**What to produce**
Copy every entry exactly as given, minus the images.

§ §

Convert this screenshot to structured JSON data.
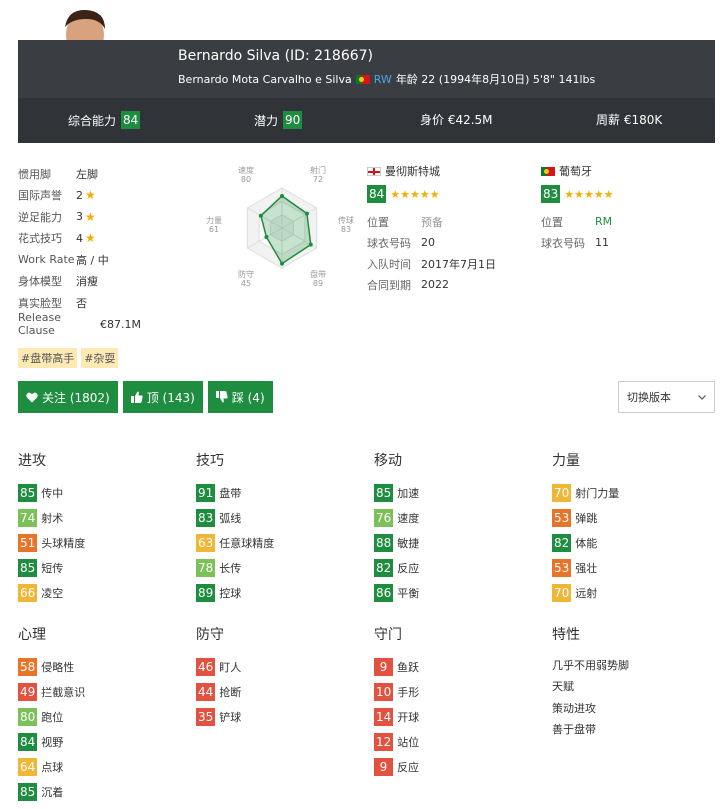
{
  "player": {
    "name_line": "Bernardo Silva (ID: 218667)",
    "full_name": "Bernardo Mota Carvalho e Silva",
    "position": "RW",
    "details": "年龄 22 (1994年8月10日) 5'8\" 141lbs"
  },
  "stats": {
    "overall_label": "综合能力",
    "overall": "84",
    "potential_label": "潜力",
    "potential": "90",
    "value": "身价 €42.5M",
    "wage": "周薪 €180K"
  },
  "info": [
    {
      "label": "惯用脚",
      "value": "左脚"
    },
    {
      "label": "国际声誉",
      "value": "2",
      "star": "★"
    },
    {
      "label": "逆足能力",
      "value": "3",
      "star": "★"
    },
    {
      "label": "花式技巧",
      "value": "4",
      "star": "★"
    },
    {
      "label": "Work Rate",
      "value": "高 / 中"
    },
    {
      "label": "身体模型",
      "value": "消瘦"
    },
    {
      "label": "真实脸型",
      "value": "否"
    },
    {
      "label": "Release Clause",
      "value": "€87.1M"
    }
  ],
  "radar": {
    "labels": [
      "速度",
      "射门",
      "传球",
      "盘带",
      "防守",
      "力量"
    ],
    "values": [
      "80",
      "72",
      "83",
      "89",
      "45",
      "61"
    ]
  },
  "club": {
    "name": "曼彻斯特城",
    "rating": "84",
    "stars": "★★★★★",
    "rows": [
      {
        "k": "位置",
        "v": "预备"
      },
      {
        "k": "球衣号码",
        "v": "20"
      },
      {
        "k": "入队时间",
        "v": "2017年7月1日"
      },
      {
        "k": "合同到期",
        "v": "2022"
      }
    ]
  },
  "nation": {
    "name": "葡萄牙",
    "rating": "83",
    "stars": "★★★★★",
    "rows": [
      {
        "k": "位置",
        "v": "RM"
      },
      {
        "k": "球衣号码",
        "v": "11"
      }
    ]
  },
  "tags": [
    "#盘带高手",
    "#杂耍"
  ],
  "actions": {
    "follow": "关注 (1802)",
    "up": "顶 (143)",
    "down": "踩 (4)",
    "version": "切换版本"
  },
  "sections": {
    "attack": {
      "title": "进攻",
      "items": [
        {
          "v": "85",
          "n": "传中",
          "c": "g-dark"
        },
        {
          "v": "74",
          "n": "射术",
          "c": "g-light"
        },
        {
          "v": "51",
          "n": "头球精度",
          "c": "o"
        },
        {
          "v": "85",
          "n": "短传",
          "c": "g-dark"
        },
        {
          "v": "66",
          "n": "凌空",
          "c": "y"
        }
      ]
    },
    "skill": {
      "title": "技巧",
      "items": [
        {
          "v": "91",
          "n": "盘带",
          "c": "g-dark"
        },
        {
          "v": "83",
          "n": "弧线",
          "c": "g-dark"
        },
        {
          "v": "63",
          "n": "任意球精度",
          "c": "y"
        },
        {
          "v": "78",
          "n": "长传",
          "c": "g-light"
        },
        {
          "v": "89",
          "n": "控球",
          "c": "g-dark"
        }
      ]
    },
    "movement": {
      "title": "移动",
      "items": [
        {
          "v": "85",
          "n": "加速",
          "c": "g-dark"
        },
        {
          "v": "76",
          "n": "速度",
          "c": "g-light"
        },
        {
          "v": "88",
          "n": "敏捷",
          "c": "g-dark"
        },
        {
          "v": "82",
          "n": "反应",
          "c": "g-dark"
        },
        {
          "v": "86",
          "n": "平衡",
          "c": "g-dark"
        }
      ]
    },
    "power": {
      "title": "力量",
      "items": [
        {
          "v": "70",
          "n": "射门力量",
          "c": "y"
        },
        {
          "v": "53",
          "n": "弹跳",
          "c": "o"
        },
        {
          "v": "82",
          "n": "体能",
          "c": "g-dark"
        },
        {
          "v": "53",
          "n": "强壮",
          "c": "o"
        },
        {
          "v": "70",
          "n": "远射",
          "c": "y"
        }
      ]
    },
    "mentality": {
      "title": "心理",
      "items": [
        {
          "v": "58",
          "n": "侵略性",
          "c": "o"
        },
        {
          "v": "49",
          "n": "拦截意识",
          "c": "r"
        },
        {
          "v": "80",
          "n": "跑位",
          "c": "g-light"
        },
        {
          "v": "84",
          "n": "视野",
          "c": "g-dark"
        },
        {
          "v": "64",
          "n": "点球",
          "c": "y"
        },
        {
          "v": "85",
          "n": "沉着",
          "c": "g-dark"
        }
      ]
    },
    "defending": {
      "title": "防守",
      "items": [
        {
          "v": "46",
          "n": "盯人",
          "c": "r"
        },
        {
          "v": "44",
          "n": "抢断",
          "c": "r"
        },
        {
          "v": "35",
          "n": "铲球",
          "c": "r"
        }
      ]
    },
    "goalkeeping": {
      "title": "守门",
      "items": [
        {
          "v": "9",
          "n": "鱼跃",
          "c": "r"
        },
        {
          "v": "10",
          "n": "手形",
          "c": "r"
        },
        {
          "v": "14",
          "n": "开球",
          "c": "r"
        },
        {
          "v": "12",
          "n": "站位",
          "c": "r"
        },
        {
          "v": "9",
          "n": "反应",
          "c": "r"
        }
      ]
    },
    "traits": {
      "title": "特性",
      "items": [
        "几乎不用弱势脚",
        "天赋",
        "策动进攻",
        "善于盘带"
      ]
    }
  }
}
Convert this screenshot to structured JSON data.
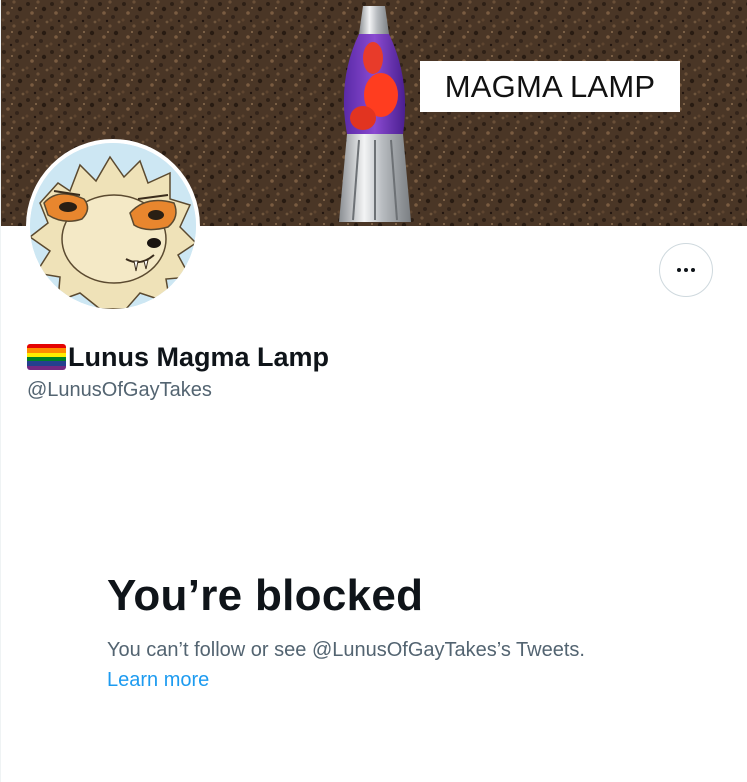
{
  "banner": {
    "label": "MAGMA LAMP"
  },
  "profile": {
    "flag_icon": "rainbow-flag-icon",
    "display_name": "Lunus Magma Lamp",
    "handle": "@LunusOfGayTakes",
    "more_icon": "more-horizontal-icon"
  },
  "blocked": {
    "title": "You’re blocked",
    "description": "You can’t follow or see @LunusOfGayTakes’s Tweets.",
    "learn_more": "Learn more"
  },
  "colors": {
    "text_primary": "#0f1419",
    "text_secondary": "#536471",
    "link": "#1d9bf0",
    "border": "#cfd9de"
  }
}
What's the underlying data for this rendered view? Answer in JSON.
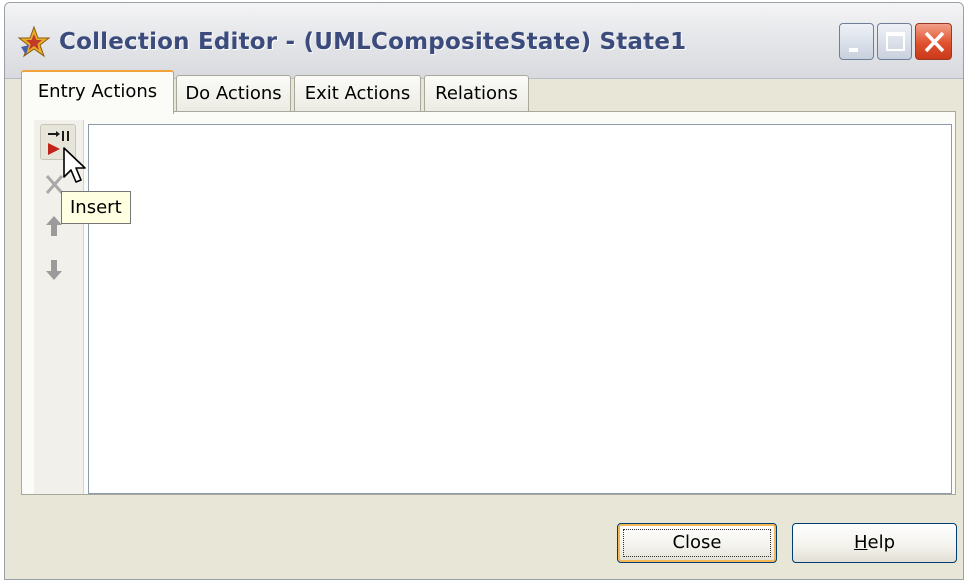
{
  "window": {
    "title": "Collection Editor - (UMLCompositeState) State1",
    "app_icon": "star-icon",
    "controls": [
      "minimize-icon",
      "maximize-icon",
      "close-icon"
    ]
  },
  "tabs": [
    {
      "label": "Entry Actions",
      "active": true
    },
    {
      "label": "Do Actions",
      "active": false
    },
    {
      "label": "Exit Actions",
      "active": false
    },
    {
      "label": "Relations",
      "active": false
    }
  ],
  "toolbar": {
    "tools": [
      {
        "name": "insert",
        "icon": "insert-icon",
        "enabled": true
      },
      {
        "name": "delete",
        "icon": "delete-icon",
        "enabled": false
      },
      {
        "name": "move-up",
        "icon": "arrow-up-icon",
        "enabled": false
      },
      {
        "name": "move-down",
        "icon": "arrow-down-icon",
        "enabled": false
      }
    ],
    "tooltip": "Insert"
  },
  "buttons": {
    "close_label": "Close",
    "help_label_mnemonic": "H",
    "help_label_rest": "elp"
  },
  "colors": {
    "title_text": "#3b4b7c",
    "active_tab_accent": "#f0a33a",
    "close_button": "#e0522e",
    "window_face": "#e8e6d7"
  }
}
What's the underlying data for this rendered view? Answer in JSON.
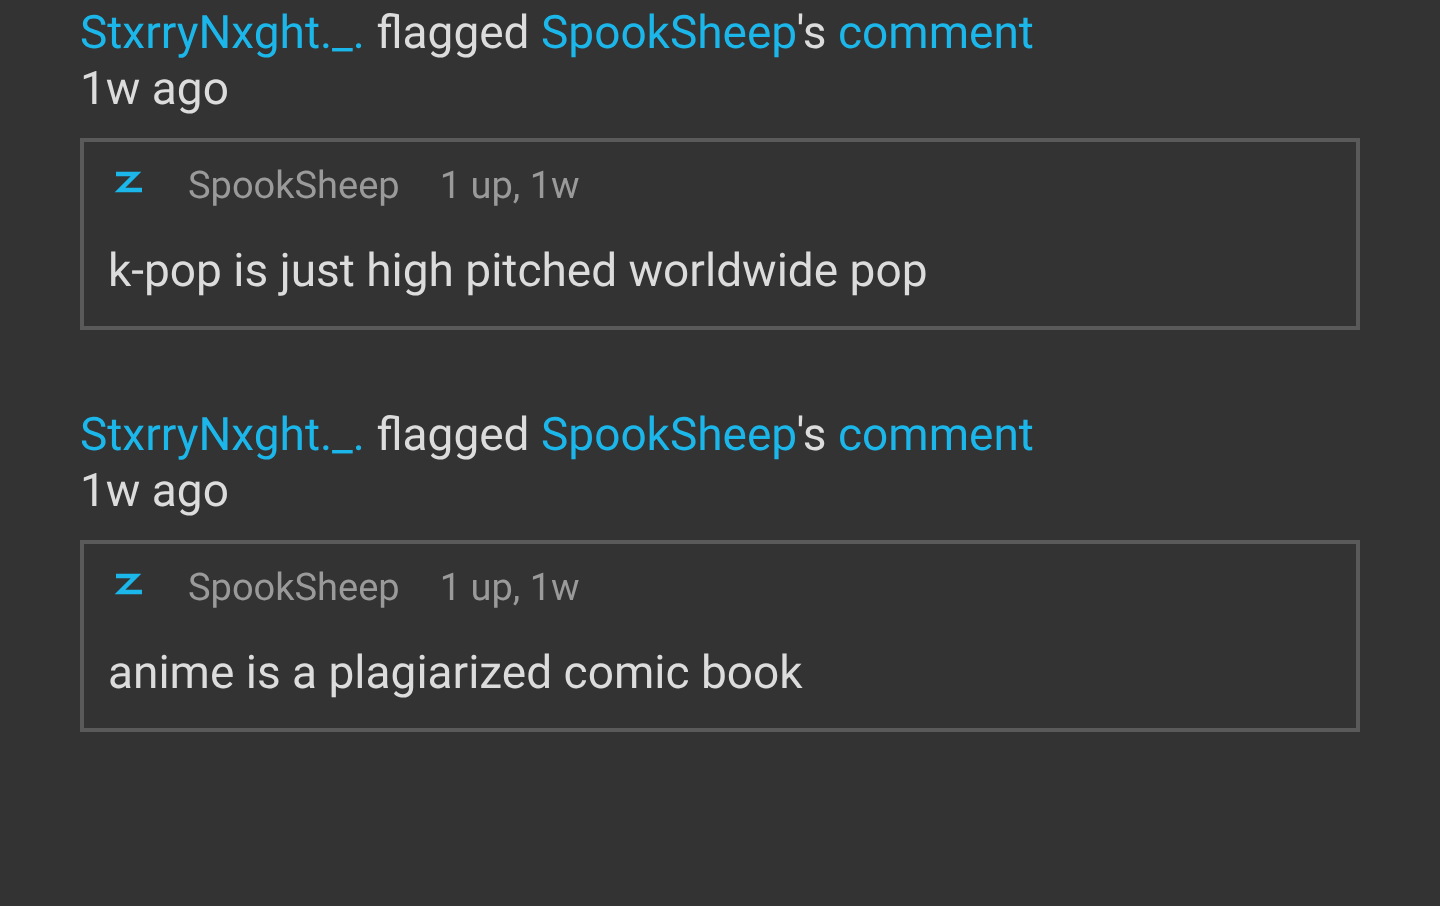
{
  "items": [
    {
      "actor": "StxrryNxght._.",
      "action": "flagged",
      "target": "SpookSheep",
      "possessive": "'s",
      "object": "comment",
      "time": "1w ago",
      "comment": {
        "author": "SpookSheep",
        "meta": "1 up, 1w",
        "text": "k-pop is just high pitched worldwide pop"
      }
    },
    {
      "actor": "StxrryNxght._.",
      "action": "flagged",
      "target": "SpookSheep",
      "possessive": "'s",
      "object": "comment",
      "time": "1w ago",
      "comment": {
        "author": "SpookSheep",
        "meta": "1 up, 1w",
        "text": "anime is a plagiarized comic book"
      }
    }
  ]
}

§ §

**Solved problem**
Convert this screenshot to structured JSON data.
{
  "player": {
    "name_line": "Bernardo Silva (ID: 218667)",
    "full_name": "Bernardo Mota Carvalho e Silva",
    "position": "RW",
    "details": "年龄 22 (1994年8月10日) 5'8\" 141lbs"
  },
  "stats": {
    "overall_label": "综合能力",
    "overall": "84",
    "potential_label": "潜力",
    "potential": "90",
    "value": "身价 €42.5M",
    "wage": "周薪 €180K"
  },
  "info": [
    {
      "label": "惯用脚",
      "value": "左脚"
    },
    {
      "label": "国际声誉",
      "value": "2",
      "star": "★"
    },
    {
      "label": "逆足能力",
      "value": "3",
      "star": "★"
    },
    {
      "label": "花式技巧",
      "value": "4",
      "star": "★"
    },
    {
      "label": "Work Rate",
      "value": "高 / 中"
    },
    {
      "label": "身体模型",
      "value": "消瘦"
    },
    {
      "label": "真实脸型",
      "value": "否"
    },
    {
      "label": "Release Clause",
      "value": "€87.1M"
    }
  ],
  "radar": {
    "labels": [
      "速度",
      "射门",
      "传球",
      "盘带",
      "防守",
      "力量"
    ],
    "values": [
      "80",
      "72",
      "83",
      "89",
      "45",
      "61"
    ]
  },
  "club": {
    "name": "曼彻斯特城",
    "rating": "84",
    "stars": "★★★★★",
    "rows": [
      {
        "k": "位置",
        "v": "预备"
      },
      {
        "k": "球衣号码",
        "v": "20"
      },
      {
        "k": "入队时间",
        "v": "2017年7月1日"
      },
      {
        "k": "合同到期",
        "v": "2022"
      }
    ]
  },
  "nation": {
    "name": "葡萄牙",
    "rating": "83",
    "stars": "★★★★★",
    "rows": [
      {
        "k": "位置",
        "v": "RM"
      },
      {
        "k": "球衣号码",
        "v": "11"
      }
    ]
  },
  "tags": [
    "#盘带高手",
    "#杂耍"
  ],
  "actions": {
    "follow": "关注 (1802)",
    "up": "顶 (143)",
    "down": "踩 (4)",
    "version": "切换版本"
  },
  "sections": {
    "attack": {
      "title": "进攻",
      "items": [
        {
          "v": "85",
          "n": "传中",
          "c": "g-dark"
        },
        {
          "v": "74",
          "n": "射术",
          "c": "g-light"
        },
        {
          "v": "51",
          "n": "头球精度",
          "c": "o"
        },
        {
          "v": "85",
          "n": "短传",
          "c": "g-dark"
        },
        {
          "v": "66",
          "n": "凌空",
          "c": "y"
        }
      ]
    },
    "skill": {
      "title": "技巧",
      "items": [
        {
          "v": "91",
          "n": "盘带",
          "c": "g-dark"
        },
        {
          "v": "83",
          "n": "弧线",
          "c": "g-dark"
        },
        {
          "v": "63",
          "n": "任意球精度",
          "c": "y"
        },
        {
          "v": "78",
          "n": "长传",
          "c": "g-light"
        },
        {
          "v": "89",
          "n": "控球",
          "c": "g-dark"
        }
      ]
    },
    "movement": {
      "title": "移动",
      "items": [
        {
          "v": "85",
          "n": "加速",
          "c": "g-dark"
        },
        {
          "v": "76",
          "n": "速度",
          "c": "g-light"
        },
        {
          "v": "88",
          "n": "敏捷",
          "c": "g-dark"
        },
        {
          "v": "82",
          "n": "反应",
          "c": "g-dark"
        },
        {
          "v": "86",
          "n": "平衡",
          "c": "g-dark"
        }
      ]
    },
    "power": {
      "title": "力量",
      "items": [
        {
          "v": "70",
          "n": "射门力量",
          "c": "y"
        },
        {
          "v": "53",
          "n": "弹跳",
          "c": "o"
        },
        {
          "v": "82",
          "n": "体能",
          "c": "g-dark"
        },
        {
          "v": "53",
          "n": "强壮",
          "c": "o"
        },
        {
          "v": "70",
          "n": "远射",
          "c": "y"
        }
      ]
    },
    "mentality": {
      "title": "心理",
      "items": [
        {
          "v": "58",
          "n": "侵略性",
          "c": "o"
        },
        {
          "v": "49",
          "n": "拦截意识",
          "c": "r"
        },
        {
          "v": "80",
          "n": "跑位",
          "c": "g-light"
        },
        {
          "v": "84",
          "n": "视野",
          "c": "g-dark"
        },
        {
          "v": "64",
          "n": "点球",
          "c": "y"
        },
        {
          "v": "85",
          "n": "沉着",
          "c": "g-dark"
        }
      ]
    },
    "defending": {
      "title": "防守",
      "items": [
        {
          "v": "46",
          "n": "盯人",
          "c": "r"
        },
        {
          "v": "44",
          "n": "抢断",
          "c": "r"
        },
        {
          "v": "35",
          "n": "铲球",
          "c": "r"
        }
      ]
    },
    "goalkeeping": {
      "title": "守门",
      "items": [
        {
          "v": "9",
          "n": "鱼跃",
          "c": "r"
        },
        {
          "v": "10",
          "n": "手形",
          "c": "r"
        },
        {
          "v": "14",
          "n": "开球",
          "c": "r"
        },
        {
          "v": "12",
          "n": "站位",
          "c": "r"
        },
        {
          "v": "9",
          "n": "反应",
          "c": "r"
        }
      ]
    },
    "traits": {
      "title": "特性",
      "items": [
        "几乎不用弱势脚",
        "天赋",
        "策动进攻",
        "善于盘带"
      ]
    }
  }
}
Convert this screenshot to structured JSON data.
{
  "banner": {
    "label": "MAGMA LAMP"
  },
  "profile": {
    "flag_icon": "rainbow-flag-icon",
    "display_name": "Lunus Magma Lamp",
    "handle": "@LunusOfGayTakes",
    "more_icon": "more-horizontal-icon"
  },
  "blocked": {
    "title": "You’re blocked",
    "description": "You can’t follow or see @LunusOfGayTakes’s Tweets.",
    "learn_more": "Learn more"
  },
  "colors": {
    "text_primary": "#0f1419",
    "text_secondary": "#536471",
    "link": "#1d9bf0",
    "border": "#cfd9de"
  }
}
What's the underlying data for this rendered view? Answer in JSON.
{
  "window": {
    "title": "Collection Editor - (UMLCompositeState) State1",
    "app_icon": "star-icon",
    "controls": [
      "minimize-icon",
      "maximize-icon",
      "close-icon"
    ]
  },
  "tabs": [
    {
      "label": "Entry Actions",
      "active": true
    },
    {
      "label": "Do Actions",
      "active": false
    },
    {
      "label": "Exit Actions",
      "active": false
    },
    {
      "label": "Relations",
      "active": false
    }
  ],
  "toolbar": {
    "tools": [
      {
        "name": "insert",
        "icon": "insert-icon",
        "enabled": true
      },
      {
        "name": "delete",
        "icon": "delete-icon",
        "enabled": false
      },
      {
        "name": "move-up",
        "icon": "arrow-up-icon",
        "enabled": false
      },
      {
        "name": "move-down",
        "icon": "arrow-down-icon",
        "enabled": false
      }
    ],
    "tooltip": "Insert"
  },
  "buttons": {
    "close_label": "Close",
    "help_label_mnemonic": "H",
    "help_label_rest": "elp"
  },
  "colors": {
    "title_text": "#3b4b7c",
    "active_tab_accent": "#f0a33a",
    "close_button": "#e0522e",
    "window_face": "#e8e6d7"
  }
}
What's the underlying data for this rendered view? Answer in JSON.
{
  "items": [
    {
      "actor": "StxrryNxght._.",
      "action": "flagged",
      "target": "SpookSheep",
      "possessive": "'s",
      "object": "comment",
      "time": "1w ago",
      "comment": {
        "author": "SpookSheep",
        "meta": "1 up, 1w",
        "text": "k-pop is just high pitched worldwide pop"
      }
    },
    {
      "actor": "StxrryNxght._.",
      "action": "flagged",
      "target": "SpookSheep",
      "possessive": "'s",
      "object": "comment",
      "time": "1w ago",
      "comment": {
        "author": "SpookSheep",
        "meta": "1 up, 1w",
        "text": "anime is a plagiarized comic book"
      }
    }
  ]
}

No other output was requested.